:: Rows from a dataset ::

══════════

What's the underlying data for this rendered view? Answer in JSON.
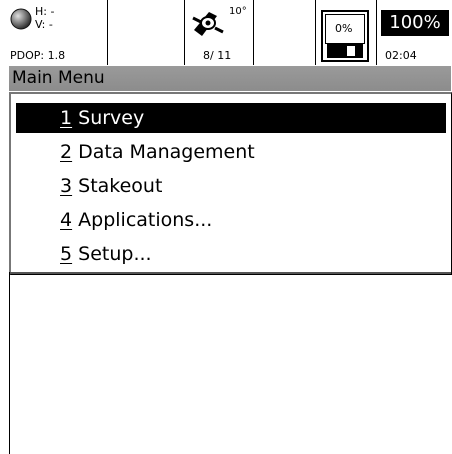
{
  "status": {
    "h_label": "H: -",
    "v_label": "V: -",
    "pdop": "PDOP: 1.8",
    "elevation_mask": "10°",
    "satellites": "8/ 11",
    "storage": "0%",
    "battery": "100%",
    "time": "02:04"
  },
  "header": {
    "title": "Main Menu"
  },
  "menu": {
    "items": [
      {
        "num": "1",
        "label": "Survey"
      },
      {
        "num": "2",
        "label": "Data Management"
      },
      {
        "num": "3",
        "label": "Stakeout"
      },
      {
        "num": "4",
        "label": "Applications..."
      },
      {
        "num": "5",
        "label": "Setup..."
      }
    ],
    "selected_index": 0
  },
  "icons": {
    "gps": "gps-status-icon",
    "sat": "satellite-icon",
    "disk": "floppy-disk-icon"
  }
}
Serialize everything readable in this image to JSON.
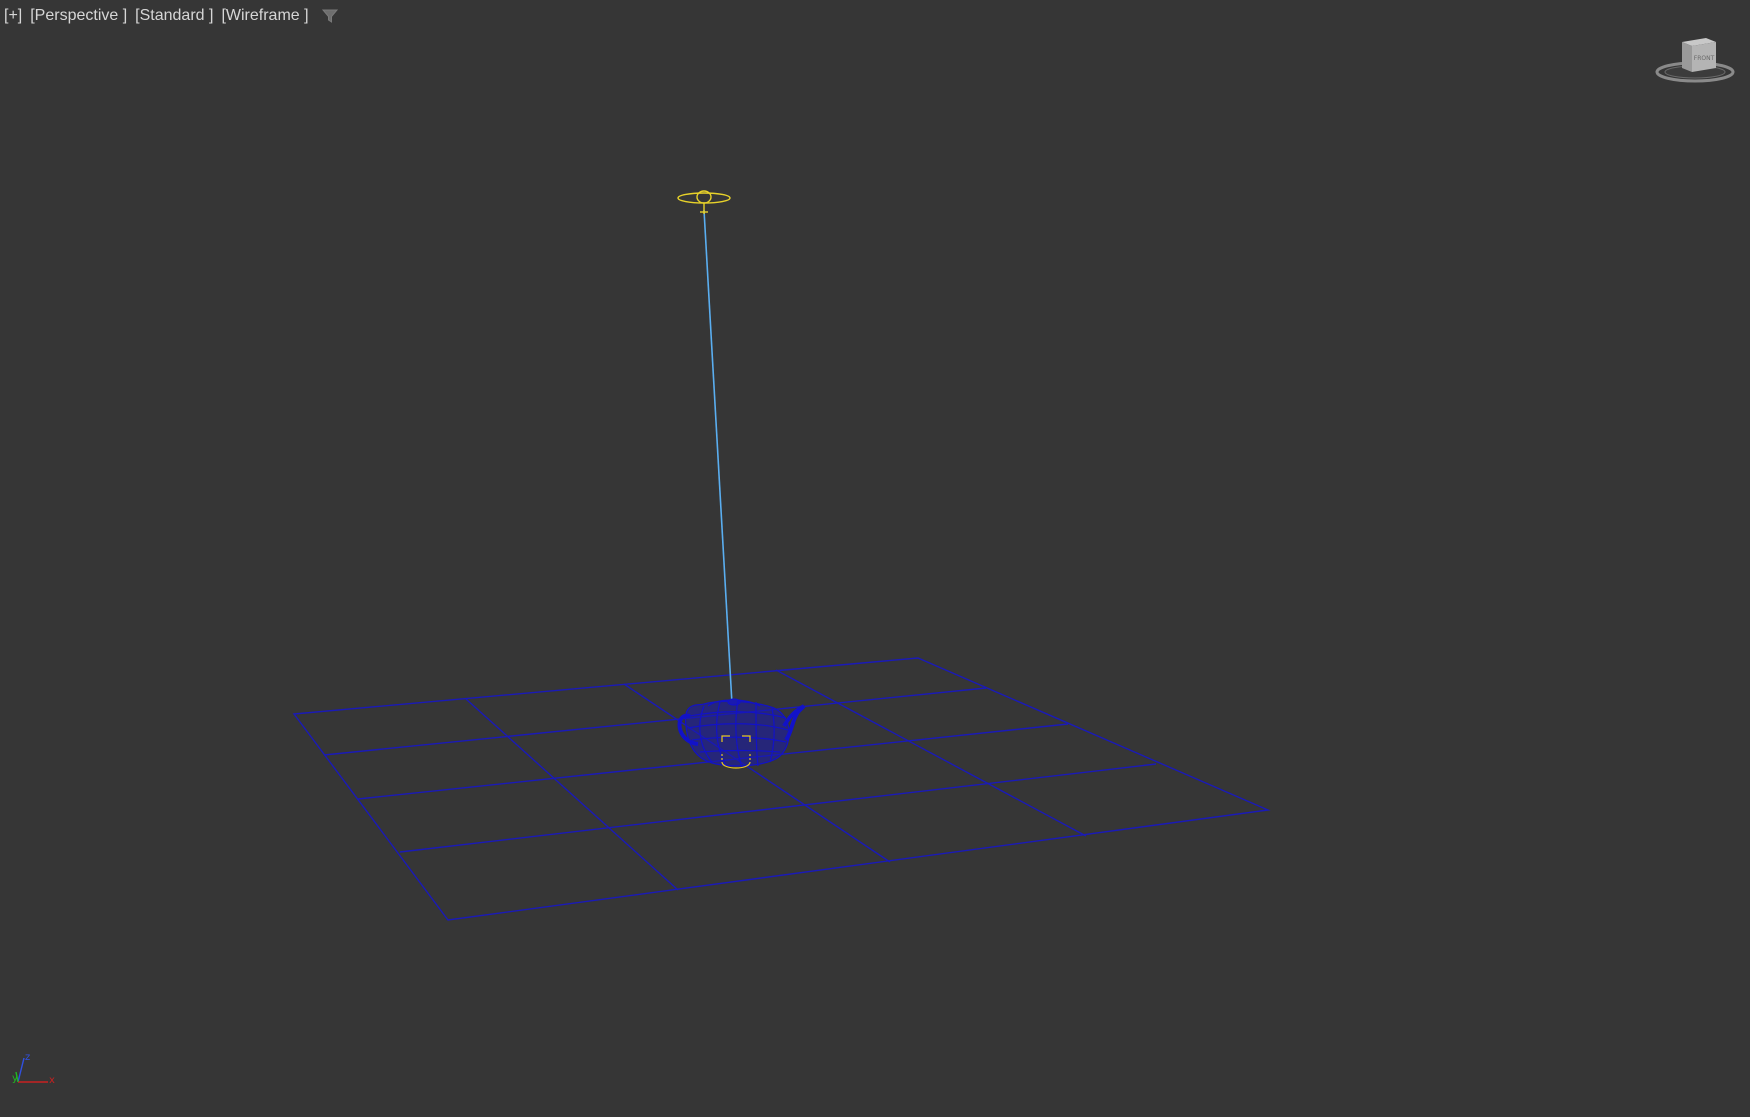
{
  "viewport": {
    "labels": {
      "plus_menu": "[+]",
      "view_menu": "[Perspective ]",
      "shading_mode": "[Standard ]",
      "display_mode": "[Wireframe ]"
    },
    "filter_icon": "filter-icon",
    "viewcube": {
      "face_label": "FRONT",
      "icon": "viewcube-icon"
    },
    "axis_tripod": {
      "x_label": "x",
      "y_label": "y",
      "z_label": "z"
    }
  },
  "colors": {
    "background": "#363636",
    "plane_wire": "#1a1ab8",
    "teapot_wire": "#1212c8",
    "light_gizmo": "#e8d22a",
    "light_target_line": "#5aaef0",
    "selection_box": "#e8c820",
    "axis_x": "#c82020",
    "axis_y": "#20b820",
    "axis_z": "#3050e0"
  }
}
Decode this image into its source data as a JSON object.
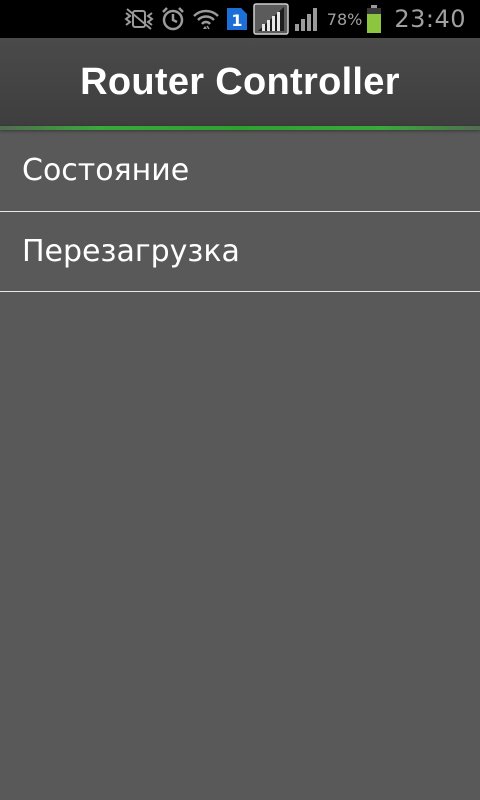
{
  "status_bar": {
    "icons": [
      "vibrate-muted-icon",
      "alarm-icon",
      "wifi-icon",
      "sim-1-icon",
      "signal-icon",
      "signal-icon",
      "battery-icon"
    ],
    "sim_label": "1",
    "battery_percent": "78%",
    "time": "23:40",
    "battery_color": "#8cc63f"
  },
  "action_bar": {
    "title": "Router Controller",
    "accent_color": "#2fa12f"
  },
  "menu": {
    "items": [
      {
        "label": "Состояние"
      },
      {
        "label": "Перезагрузка"
      }
    ]
  }
}
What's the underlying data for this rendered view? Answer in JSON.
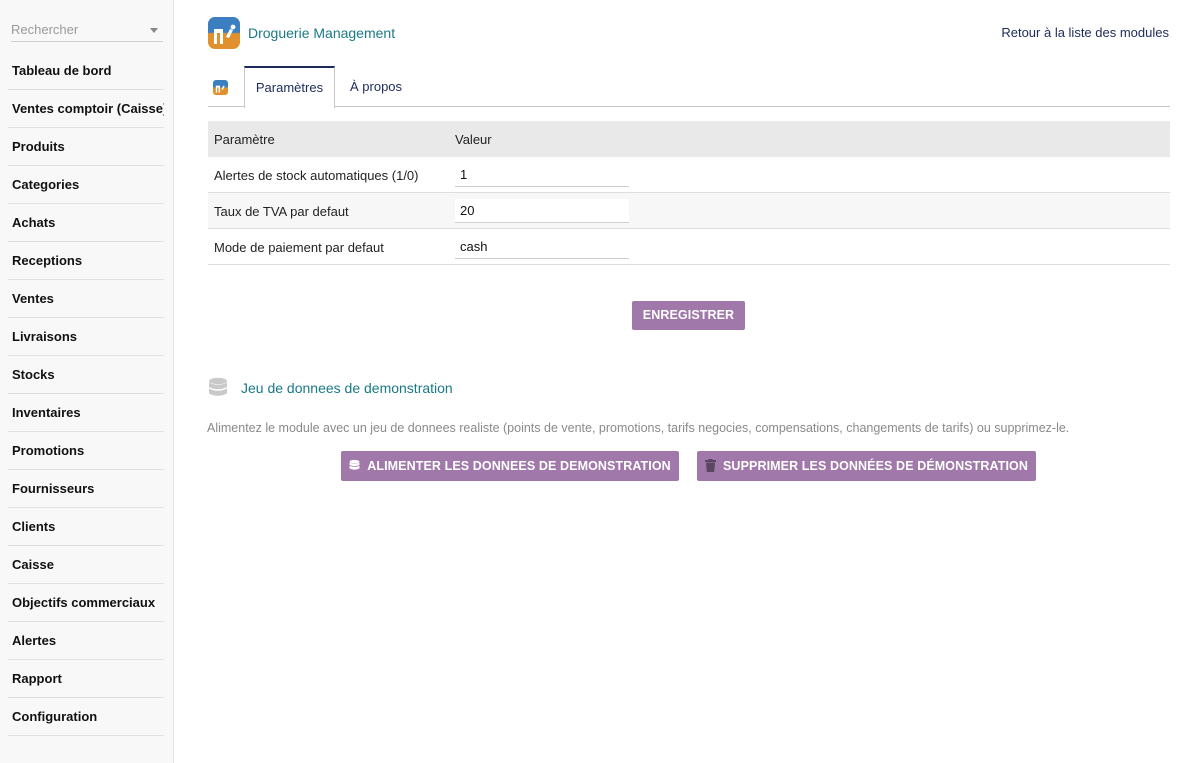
{
  "sidebar": {
    "search_placeholder": "Rechercher",
    "items": [
      {
        "label": "Tableau de bord"
      },
      {
        "label": "Ventes comptoir (Caisse)"
      },
      {
        "label": "Produits"
      },
      {
        "label": "Categories"
      },
      {
        "label": "Achats"
      },
      {
        "label": "Receptions"
      },
      {
        "label": "Ventes"
      },
      {
        "label": "Livraisons"
      },
      {
        "label": "Stocks"
      },
      {
        "label": "Inventaires"
      },
      {
        "label": "Promotions"
      },
      {
        "label": "Fournisseurs"
      },
      {
        "label": "Clients"
      },
      {
        "label": "Caisse"
      },
      {
        "label": "Objectifs commerciaux"
      },
      {
        "label": "Alertes"
      },
      {
        "label": "Rapport"
      },
      {
        "label": "Configuration"
      }
    ]
  },
  "header": {
    "title": "Droguerie Management",
    "back_link": "Retour à la liste des modules"
  },
  "tabs": [
    {
      "label": "Paramètres",
      "active": true
    },
    {
      "label": "À propos",
      "active": false
    }
  ],
  "params_table": {
    "headers": [
      "Paramètre",
      "Valeur"
    ],
    "rows": [
      {
        "label": "Alertes de stock automatiques (1/0)",
        "value": "1"
      },
      {
        "label": "Taux de TVA par defaut",
        "value": "20"
      },
      {
        "label": "Mode de paiement par defaut",
        "value": "cash"
      }
    ]
  },
  "save_button": "ENREGISTRER",
  "demo": {
    "title": "Jeu de donnees de demonstration",
    "description": "Alimentez le module avec un jeu de donnees realiste (points de vente, promotions, tarifs negocies, compensations, changements de tarifs) ou supprimez-le.",
    "feed_button": "ALIMENTER LES DONNEES DE DEMONSTRATION",
    "delete_button": "SUPPRIMER LES DONNÉES DE DÉMONSTRATION"
  },
  "colors": {
    "accent_title": "#1a7a86",
    "link": "#1c2b5a",
    "button": "#a078aa"
  },
  "icons": {
    "app_logo": "app-logo-icon",
    "search_caret": "chevron-down-icon",
    "demo_section": "database-icon",
    "feed_button": "database-icon",
    "delete_button": "trash-icon"
  }
}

══════════

:: GOAL OF THE EXERCISE ::
The listing above needs to be output again exactly. Don't include the pictures.

:: PROBLEM SOLUTION ::
What's the underlying data for this rendered view? Answer in JSON.
{
  "status": {
    "h_label": "H: -",
    "v_label": "V: -",
    "pdop": "PDOP: 1.8",
    "elevation_mask": "10°",
    "satellites": "8/ 11",
    "storage": "0%",
    "battery": "100%",
    "time": "02:04"
  },
  "header": {
    "title": "Main Menu"
  },
  "menu": {
    "items": [
      {
        "num": "1",
        "label": "Survey"
      },
      {
        "num": "2",
        "label": "Data Management"
      },
      {
        "num": "3",
        "label": "Stakeout"
      },
      {
        "num": "4",
        "label": "Applications..."
      },
      {
        "num": "5",
        "label": "Setup..."
      }
    ],
    "selected_index": 0
  },
  "icons": {
    "gps": "gps-status-icon",
    "sat": "satellite-icon",
    "disk": "floppy-disk-icon"
  }
}
Serialize everything readable in this image to JSON.
{
  "viewport": {
    "labels": {
      "plus_menu": "[+]",
      "view_menu": "[Perspective ]",
      "shading_mode": "[Standard ]",
      "display_mode": "[Wireframe ]"
    },
    "filter_icon": "filter-icon",
    "viewcube": {
      "face_label": "FRONT",
      "icon": "viewcube-icon"
    },
    "axis_tripod": {
      "x_label": "x",
      "y_label": "y",
      "z_label": "z"
    }
  },
  "colors": {
    "background": "#363636",
    "plane_wire": "#1a1ab8",
    "teapot_wire": "#1212c8",
    "light_gizmo": "#e8d22a",
    "light_target_line": "#5aaef0",
    "selection_box": "#e8c820",
    "axis_x": "#c82020",
    "axis_y": "#20b820",
    "axis_z": "#3050e0"
  }
}
Decode this image into its source data as a JSON object.
{
  "status_bar": {
    "icons": [
      "vibrate-muted-icon",
      "alarm-icon",
      "wifi-icon",
      "sim-1-icon",
      "signal-icon",
      "signal-icon",
      "battery-icon"
    ],
    "sim_label": "1",
    "battery_percent": "78%",
    "time": "23:40",
    "battery_color": "#8cc63f"
  },
  "action_bar": {
    "title": "Router Controller",
    "accent_color": "#2fa12f"
  },
  "menu": {
    "items": [
      {
        "label": "Состояние"
      },
      {
        "label": "Перезагрузка"
      }
    ]
  }
}
What's the underlying data for this rendered view? Answer in JSON.
{
  "sidebar": {
    "search_placeholder": "Rechercher",
    "items": [
      {
        "label": "Tableau de bord"
      },
      {
        "label": "Ventes comptoir (Caisse)"
      },
      {
        "label": "Produits"
      },
      {
        "label": "Categories"
      },
      {
        "label": "Achats"
      },
      {
        "label": "Receptions"
      },
      {
        "label": "Ventes"
      },
      {
        "label": "Livraisons"
      },
      {
        "label": "Stocks"
      },
      {
        "label": "Inventaires"
      },
      {
        "label": "Promotions"
      },
      {
        "label": "Fournisseurs"
      },
      {
        "label": "Clients"
      },
      {
        "label": "Caisse"
      },
      {
        "label": "Objectifs commerciaux"
      },
      {
        "label": "Alertes"
      },
      {
        "label": "Rapport"
      },
      {
        "label": "Configuration"
      }
    ]
  },
  "header": {
    "title": "Droguerie Management",
    "back_link": "Retour à la liste des modules"
  },
  "tabs": [
    {
      "label": "Paramètres",
      "active": true
    },
    {
      "label": "À propos",
      "active": false
    }
  ],
  "params_table": {
    "headers": [
      "Paramètre",
      "Valeur"
    ],
    "rows": [
      {
        "label": "Alertes de stock automatiques (1/0)",
        "value": "1"
      },
      {
        "label": "Taux de TVA par defaut",
        "value": "20"
      },
      {
        "label": "Mode de paiement par defaut",
        "value": "cash"
      }
    ]
  },
  "save_button": "ENREGISTRER",
  "demo": {
    "title": "Jeu de donnees de demonstration",
    "description": "Alimentez le module avec un jeu de donnees realiste (points de vente, promotions, tarifs negocies, compensations, changements de tarifs) ou supprimez-le.",
    "feed_button": "ALIMENTER LES DONNEES DE DEMONSTRATION",
    "delete_button": "SUPPRIMER LES DONNÉES DE DÉMONSTRATION"
  },
  "colors": {
    "accent_title": "#1a7a86",
    "link": "#1c2b5a",
    "button": "#a078aa"
  },
  "icons": {
    "app_logo": "app-logo-icon",
    "search_caret": "chevron-down-icon",
    "demo_section": "database-icon",
    "feed_button": "database-icon",
    "delete_button": "trash-icon"
  }
}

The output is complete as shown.